*** Text passage Section Begins ***

Adult male ICR mice (8 weeks, 24–26 g) were divided into three groups, 1) control, 2) Lieber-DeCarli liquid diet, and 3) LD+DMB (40 mg/kg per day i.p.); n = 10, which were pair-fed an isocaloric Lieber-DeCarli liquid diet (Trophic, Nantong, China) containing 0 or 36% ethanol by caloric content for 5 weeks to produce chronic alcoholic liver disease (Nanji et al., 1989). The dosage of DMB was based on preliminary range-finding studies. At sacrifice, animals were anesthetized with sodium pento-barbital (80 mg/kg i.p.) 6 hours after ethanol administration. Blood was collected with cardiac puncture just prior to sacrifice. Liver tissues were harvested at the time of sacrifice.
Serum ALT Assay.

*** Text passage Section Ends ***
*** Given records Section Begins ***

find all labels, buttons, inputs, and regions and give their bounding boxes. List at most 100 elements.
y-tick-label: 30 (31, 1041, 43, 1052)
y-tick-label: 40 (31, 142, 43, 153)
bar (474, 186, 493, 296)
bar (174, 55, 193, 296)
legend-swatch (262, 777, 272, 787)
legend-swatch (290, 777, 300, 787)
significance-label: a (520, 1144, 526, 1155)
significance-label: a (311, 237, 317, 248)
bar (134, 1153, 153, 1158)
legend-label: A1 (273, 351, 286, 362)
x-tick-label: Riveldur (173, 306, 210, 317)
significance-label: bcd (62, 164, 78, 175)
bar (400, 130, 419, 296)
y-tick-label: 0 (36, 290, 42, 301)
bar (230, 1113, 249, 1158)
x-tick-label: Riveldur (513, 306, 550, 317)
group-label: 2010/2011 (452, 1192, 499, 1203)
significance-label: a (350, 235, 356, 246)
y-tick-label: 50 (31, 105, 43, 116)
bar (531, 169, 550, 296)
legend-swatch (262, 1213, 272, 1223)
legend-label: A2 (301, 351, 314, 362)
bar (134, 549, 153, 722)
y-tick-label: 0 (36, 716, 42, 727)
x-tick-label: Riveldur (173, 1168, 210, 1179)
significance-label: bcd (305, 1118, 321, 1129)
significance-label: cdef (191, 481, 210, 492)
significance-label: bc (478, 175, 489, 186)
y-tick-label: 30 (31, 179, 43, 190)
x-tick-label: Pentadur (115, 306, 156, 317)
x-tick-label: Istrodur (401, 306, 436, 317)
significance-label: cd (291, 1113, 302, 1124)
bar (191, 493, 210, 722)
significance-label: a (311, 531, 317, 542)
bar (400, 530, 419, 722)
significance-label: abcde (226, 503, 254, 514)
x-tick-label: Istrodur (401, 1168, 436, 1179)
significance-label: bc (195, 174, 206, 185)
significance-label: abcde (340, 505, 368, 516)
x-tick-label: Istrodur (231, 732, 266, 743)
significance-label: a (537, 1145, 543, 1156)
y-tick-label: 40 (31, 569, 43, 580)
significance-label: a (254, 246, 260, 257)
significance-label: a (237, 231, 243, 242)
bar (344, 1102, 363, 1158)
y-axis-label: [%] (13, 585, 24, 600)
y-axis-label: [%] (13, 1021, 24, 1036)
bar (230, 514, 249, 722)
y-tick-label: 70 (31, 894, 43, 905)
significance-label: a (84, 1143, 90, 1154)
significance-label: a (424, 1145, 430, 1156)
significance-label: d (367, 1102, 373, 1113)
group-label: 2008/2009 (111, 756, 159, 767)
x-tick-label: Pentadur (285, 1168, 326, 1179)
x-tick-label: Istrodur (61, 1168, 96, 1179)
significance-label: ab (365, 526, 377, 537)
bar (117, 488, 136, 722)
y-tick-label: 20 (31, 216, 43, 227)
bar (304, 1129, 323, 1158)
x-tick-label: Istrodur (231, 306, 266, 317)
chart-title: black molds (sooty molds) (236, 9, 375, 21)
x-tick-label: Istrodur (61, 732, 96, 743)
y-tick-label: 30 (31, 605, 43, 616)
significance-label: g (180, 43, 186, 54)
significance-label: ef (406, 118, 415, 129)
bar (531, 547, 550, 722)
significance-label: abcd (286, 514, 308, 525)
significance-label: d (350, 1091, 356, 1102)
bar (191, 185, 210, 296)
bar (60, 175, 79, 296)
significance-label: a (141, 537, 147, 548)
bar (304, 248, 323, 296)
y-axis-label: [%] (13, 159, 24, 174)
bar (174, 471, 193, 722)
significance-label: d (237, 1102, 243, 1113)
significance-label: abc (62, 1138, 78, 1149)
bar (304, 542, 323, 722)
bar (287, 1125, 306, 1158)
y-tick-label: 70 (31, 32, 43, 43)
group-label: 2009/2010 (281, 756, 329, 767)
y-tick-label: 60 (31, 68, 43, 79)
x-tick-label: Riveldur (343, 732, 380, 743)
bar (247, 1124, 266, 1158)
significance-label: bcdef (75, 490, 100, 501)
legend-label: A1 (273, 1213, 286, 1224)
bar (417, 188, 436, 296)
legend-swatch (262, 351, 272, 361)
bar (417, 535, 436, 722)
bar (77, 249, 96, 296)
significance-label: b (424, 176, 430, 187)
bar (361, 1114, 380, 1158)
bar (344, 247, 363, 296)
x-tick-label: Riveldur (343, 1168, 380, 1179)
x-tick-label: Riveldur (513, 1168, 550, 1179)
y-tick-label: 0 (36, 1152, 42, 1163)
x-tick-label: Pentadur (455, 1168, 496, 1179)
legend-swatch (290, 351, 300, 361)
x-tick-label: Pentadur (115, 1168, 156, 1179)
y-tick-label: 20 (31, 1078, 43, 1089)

*** Given records Section Ends ***

What to work on —
(A) From the passage on the alcoholic liver disease study in mice, return the text from "Adult male ICR" up to and including "Serum ALT Assay.".
(B) Answer these questions using the passage on the alcoholic liver disease study in mice:
(i) For how many weeks were the mice fed the liquid diet?
(ii) What dose of the anesthetic was given at sacrifice?
(iii) By what method was blood collected?
(C) Extend the passage on the alcoholic liver disease study in mice, starting after its final line.

Results in order —
(A)
Adult male ICR mice (8 weeks, 24–26 g) were divided into three groups, 1) control, 2) Lieber-DeCarli liquid diet, and 3) LD+DMB (40 mg/kg per day i.p.); n = 10, which were pair-fed an isocaloric Lieber-DeCarli liquid diet (Trophic, Nantong, China) containing 0 or 36% ethanol by caloric content for 5 weeks to produce chronic alcoholic liver disease (Nanji et al., 1989). The dosage of DMB was based on preliminary range-finding studies. At sacrifice, animals were anesthetized with sodium pento-barbital (80 mg/kg i.p.) 6 hours after ethanol administration. Blood was collected with cardiac puncture just prior to sacrifice. Liver tissues were harvested at the time of sacrifice.
Serum ALT Assay.

(B)
(i) 5 weeks
(ii) 80 mg/kg i.p.
(iii) Cardiac puncture

(C)
Serum was separated by centrifugation of 800g at 4°C for 10 minutes after 40 minutes of standing at room temperature. Serum ALT activity was measured using commercially diagnostic kits.
After being sacrificed, small pieces of individual liver from the same location were harvested, washed with ice-cold saline, and fixed in 4% neutral buffered formalin solution. Sections of 5-mm thickness were cut, deparaffinized, hydrated, and stained with hematoxylin and eosin.
Western Blot Analysis.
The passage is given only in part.